--- Begin PROVIDED RECORDS ---
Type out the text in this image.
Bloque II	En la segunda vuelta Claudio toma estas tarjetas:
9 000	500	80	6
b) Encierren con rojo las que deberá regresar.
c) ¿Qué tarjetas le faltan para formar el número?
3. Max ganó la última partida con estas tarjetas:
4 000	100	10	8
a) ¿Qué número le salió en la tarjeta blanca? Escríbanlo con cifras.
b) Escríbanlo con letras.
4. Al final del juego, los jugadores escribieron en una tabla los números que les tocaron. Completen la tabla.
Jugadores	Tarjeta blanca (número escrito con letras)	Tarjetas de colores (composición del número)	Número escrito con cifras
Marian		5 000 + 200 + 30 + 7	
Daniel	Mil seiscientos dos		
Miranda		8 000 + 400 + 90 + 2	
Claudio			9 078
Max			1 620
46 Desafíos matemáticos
--- End PROVIDED RECORDS ---
> OBJECTIVE: Output the whole listing above again, word for word.

> SOLUTION TO THE EXERCISE:
Type out the text in this image.
Bloque II	En la segunda vuelta Claudio toma estas tarjetas:
9 000	500	80	6
b) Encierren con rojo las que deberá regresar.
c) ¿Qué tarjetas le faltan para formar el número?
3. Max ganó la última partida con estas tarjetas:
4 000	100	10	8
a) ¿Qué número le salió en la tarjeta blanca? Escríbanlo con cifras.
b) Escríbanlo con letras.
4. Al final del juego, los jugadores escribieron en una tabla los números que les tocaron. Completen la tabla.
Jugadores	Tarjeta blanca (número escrito con letras)	Tarjetas de colores (composición del número)	Número escrito con cifras
Marian		5 000 + 200 + 30 + 7	
Daniel	Mil seiscientos dos		
Miranda		8 000 + 400 + 90 + 2	
Claudio			9 078
Max			1 620
46 Desafíos matemáticos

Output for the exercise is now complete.